Lines of data
##########

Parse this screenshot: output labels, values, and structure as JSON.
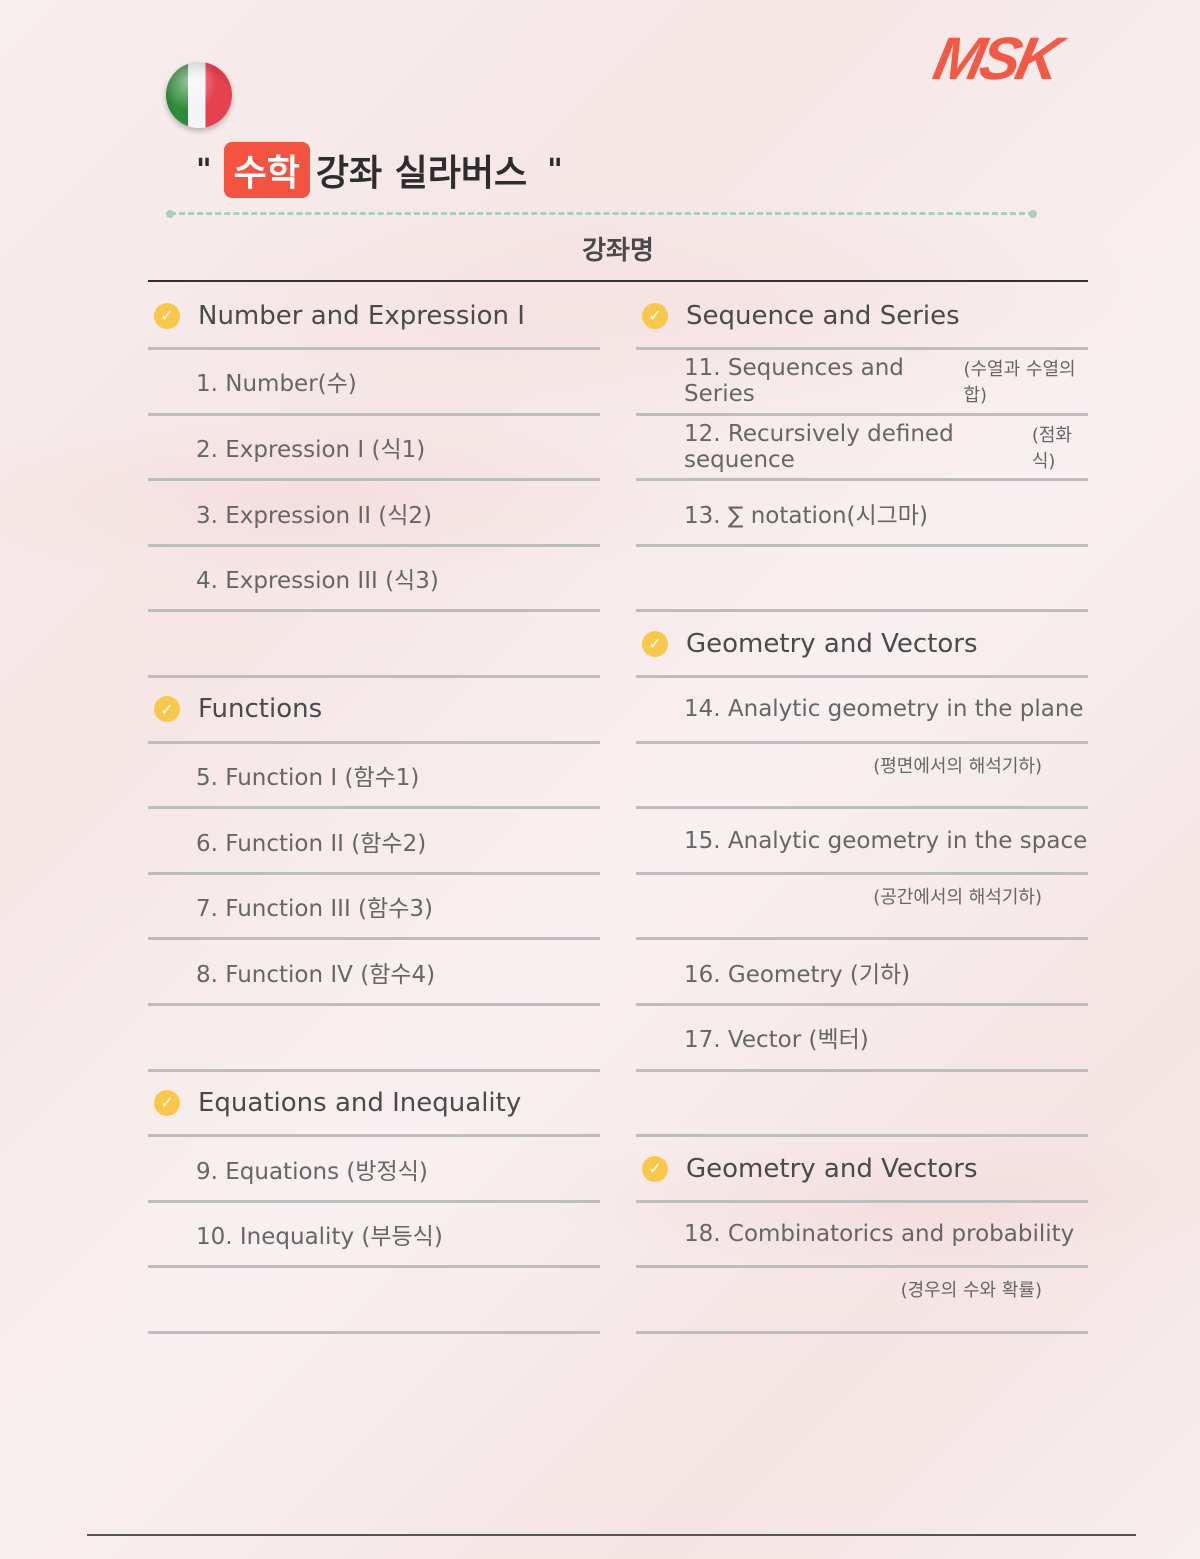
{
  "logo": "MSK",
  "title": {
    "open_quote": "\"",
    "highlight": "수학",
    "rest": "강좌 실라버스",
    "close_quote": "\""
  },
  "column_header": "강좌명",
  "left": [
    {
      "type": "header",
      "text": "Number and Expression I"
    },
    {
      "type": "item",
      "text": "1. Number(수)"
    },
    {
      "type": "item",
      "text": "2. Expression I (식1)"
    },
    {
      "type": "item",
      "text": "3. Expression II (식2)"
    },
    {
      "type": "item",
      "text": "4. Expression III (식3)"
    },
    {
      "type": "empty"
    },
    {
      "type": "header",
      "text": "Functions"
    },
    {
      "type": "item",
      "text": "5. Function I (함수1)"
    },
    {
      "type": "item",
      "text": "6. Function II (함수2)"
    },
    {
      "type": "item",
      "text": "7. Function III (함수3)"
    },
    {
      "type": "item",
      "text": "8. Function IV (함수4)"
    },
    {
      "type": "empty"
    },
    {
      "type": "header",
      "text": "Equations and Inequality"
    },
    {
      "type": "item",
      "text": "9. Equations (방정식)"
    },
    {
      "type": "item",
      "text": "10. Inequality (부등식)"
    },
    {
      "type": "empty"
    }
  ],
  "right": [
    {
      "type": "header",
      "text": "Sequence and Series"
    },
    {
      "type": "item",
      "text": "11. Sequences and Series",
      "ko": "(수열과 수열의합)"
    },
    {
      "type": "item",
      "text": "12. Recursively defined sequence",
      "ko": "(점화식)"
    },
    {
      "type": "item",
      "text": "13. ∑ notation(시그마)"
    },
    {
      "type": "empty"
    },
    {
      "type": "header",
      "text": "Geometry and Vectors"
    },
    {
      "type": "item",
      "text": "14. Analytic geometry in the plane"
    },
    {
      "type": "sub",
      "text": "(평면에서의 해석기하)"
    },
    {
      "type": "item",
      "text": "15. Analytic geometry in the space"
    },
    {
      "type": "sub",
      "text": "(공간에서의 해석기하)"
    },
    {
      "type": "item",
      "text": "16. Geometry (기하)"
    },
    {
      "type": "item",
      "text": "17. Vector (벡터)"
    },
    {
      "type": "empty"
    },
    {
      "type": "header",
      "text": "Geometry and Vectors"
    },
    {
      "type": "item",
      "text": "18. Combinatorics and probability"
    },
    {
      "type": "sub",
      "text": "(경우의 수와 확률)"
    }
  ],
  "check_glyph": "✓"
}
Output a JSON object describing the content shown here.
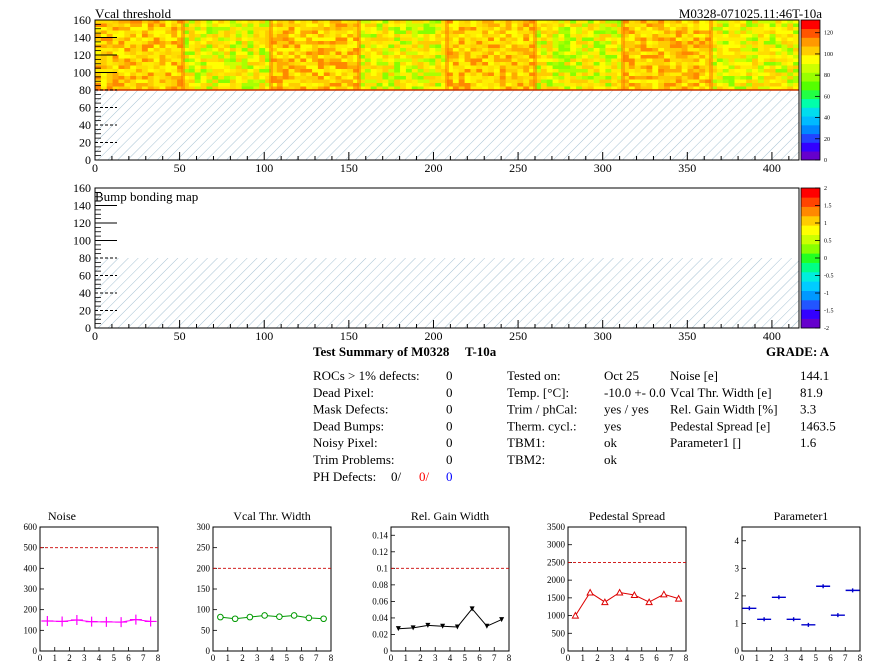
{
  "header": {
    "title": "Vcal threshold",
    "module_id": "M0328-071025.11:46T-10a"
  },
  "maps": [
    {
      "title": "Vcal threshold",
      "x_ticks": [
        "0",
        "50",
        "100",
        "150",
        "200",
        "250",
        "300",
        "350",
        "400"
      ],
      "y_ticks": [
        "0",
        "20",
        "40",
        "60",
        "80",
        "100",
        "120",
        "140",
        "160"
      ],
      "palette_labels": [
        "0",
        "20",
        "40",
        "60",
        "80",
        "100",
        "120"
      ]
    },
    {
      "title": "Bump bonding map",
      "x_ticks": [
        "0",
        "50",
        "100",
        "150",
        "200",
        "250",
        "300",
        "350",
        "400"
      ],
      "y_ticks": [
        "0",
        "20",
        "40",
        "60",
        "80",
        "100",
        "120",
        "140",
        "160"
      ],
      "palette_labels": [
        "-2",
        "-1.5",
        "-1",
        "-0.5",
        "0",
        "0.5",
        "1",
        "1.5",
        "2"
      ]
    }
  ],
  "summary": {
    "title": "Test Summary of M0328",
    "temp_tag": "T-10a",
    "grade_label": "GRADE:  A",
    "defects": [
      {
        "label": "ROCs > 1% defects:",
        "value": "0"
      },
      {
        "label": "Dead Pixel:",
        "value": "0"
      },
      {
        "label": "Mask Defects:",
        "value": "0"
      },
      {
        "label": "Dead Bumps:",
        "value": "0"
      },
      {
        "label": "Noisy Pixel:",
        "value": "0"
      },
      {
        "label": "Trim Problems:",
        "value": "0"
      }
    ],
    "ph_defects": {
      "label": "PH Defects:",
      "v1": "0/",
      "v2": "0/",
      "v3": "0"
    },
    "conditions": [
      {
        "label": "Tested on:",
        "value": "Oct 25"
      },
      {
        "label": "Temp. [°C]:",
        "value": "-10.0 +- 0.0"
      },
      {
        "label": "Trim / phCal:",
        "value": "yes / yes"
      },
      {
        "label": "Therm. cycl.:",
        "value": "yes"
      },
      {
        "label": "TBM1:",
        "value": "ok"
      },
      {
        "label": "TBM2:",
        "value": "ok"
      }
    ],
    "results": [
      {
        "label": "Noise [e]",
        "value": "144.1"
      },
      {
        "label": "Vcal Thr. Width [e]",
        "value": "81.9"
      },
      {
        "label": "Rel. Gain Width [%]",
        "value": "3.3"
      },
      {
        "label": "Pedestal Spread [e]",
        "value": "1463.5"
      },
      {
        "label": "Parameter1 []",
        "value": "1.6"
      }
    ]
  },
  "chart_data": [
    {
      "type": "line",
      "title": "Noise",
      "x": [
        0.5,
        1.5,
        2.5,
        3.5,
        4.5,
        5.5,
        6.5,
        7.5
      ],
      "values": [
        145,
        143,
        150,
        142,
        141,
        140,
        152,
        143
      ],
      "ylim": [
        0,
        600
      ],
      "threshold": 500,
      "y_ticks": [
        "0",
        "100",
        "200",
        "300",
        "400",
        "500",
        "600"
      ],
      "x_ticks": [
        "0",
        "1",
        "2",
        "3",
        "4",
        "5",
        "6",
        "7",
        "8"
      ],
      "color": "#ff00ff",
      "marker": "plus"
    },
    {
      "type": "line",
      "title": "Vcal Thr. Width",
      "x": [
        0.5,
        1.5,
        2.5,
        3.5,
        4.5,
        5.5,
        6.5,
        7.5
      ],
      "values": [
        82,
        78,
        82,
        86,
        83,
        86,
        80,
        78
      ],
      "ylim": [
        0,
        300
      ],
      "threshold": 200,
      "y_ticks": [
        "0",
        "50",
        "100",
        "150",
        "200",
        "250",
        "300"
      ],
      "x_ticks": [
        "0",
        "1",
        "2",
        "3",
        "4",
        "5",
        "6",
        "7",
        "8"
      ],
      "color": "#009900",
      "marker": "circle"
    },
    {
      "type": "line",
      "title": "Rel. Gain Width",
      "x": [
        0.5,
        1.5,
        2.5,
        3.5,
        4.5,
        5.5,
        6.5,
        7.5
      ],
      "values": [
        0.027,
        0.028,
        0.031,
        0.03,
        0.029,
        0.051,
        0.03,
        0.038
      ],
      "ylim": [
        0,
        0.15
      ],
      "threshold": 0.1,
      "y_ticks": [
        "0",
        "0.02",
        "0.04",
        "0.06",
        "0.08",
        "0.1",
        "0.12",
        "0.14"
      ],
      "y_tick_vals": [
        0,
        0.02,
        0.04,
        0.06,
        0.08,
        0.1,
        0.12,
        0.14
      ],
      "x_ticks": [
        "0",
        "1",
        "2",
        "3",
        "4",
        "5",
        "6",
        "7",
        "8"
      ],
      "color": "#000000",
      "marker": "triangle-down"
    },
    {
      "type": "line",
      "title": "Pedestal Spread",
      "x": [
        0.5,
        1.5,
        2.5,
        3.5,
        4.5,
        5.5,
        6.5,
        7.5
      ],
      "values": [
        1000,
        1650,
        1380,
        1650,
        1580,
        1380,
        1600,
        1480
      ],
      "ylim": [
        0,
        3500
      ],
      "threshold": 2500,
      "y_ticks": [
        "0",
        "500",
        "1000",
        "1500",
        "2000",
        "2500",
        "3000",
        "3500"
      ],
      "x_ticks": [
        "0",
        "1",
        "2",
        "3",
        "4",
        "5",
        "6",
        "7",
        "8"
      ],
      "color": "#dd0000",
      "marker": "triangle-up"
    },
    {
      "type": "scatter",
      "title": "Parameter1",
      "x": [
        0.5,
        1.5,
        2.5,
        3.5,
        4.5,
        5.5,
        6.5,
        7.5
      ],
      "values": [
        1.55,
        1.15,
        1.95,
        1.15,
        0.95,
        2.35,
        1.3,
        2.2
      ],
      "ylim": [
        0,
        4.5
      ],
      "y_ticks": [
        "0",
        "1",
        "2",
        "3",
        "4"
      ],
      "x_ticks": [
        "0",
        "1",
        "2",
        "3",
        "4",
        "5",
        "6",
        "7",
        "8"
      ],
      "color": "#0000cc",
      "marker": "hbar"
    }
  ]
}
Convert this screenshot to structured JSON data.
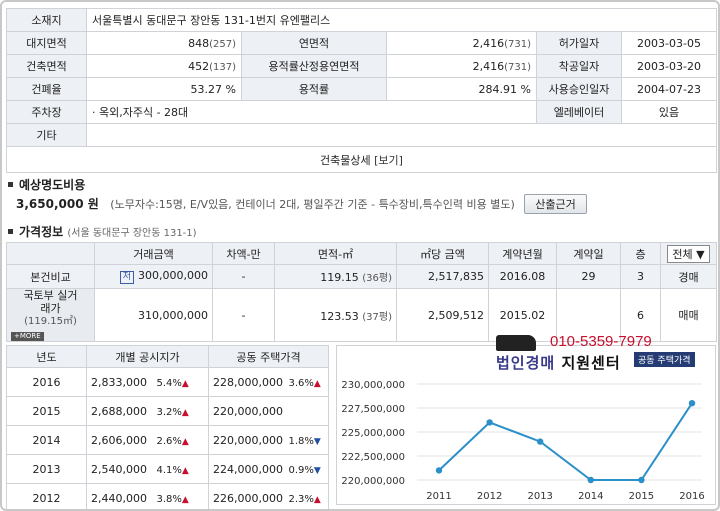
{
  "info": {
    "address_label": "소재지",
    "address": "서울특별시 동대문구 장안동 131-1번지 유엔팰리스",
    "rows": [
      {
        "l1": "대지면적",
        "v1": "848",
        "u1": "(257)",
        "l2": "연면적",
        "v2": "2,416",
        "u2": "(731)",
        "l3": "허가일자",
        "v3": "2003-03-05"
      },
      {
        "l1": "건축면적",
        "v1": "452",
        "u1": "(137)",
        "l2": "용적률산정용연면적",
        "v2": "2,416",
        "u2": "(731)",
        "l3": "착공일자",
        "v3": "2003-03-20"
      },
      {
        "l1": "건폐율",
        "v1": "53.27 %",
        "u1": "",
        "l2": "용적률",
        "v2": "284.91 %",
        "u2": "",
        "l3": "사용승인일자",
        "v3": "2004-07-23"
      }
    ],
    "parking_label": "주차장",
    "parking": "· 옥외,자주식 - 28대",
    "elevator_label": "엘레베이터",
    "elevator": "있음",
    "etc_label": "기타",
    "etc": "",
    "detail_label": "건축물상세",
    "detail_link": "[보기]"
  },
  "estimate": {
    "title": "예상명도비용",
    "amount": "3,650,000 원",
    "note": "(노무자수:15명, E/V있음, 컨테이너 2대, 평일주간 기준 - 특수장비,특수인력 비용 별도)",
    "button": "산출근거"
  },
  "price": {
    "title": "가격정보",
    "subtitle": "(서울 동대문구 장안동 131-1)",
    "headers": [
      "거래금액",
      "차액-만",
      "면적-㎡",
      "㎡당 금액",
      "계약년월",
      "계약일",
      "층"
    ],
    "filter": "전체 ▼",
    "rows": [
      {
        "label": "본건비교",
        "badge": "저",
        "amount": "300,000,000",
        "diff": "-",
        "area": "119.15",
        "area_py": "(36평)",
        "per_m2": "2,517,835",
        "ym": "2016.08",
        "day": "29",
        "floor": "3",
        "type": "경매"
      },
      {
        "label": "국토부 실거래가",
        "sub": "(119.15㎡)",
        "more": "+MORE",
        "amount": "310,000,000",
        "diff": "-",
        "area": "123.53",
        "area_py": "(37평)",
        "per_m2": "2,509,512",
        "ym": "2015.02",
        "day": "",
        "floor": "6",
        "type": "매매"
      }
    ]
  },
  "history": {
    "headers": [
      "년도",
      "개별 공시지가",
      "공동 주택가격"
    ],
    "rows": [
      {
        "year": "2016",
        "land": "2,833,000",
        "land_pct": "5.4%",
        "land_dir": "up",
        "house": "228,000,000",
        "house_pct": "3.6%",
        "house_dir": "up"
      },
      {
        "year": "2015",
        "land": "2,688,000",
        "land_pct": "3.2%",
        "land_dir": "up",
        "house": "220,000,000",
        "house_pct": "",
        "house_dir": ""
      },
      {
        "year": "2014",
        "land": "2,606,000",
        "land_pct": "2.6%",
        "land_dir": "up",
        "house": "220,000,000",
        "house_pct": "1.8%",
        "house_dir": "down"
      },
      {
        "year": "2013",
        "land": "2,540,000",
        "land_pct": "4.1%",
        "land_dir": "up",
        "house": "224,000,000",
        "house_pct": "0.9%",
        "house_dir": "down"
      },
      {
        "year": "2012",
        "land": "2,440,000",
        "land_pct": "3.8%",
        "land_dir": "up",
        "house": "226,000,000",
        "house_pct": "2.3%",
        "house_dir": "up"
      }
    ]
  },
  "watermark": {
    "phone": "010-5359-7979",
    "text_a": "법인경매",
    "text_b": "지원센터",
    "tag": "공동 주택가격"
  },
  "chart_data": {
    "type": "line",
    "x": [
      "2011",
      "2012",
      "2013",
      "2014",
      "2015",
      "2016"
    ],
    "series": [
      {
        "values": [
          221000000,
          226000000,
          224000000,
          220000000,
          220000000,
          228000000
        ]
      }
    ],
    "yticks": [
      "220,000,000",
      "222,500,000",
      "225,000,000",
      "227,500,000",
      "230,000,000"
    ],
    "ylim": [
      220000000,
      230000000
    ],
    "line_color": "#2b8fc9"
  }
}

##########

WHAT IS NEEDED: Scan the material line by line and report each one that contains "screenshot".

ANSWER TO THE EXERCISE:
Parse this screenshot: output labels, values, and structure as JSON.
Convert this screenshot to structured JSON data.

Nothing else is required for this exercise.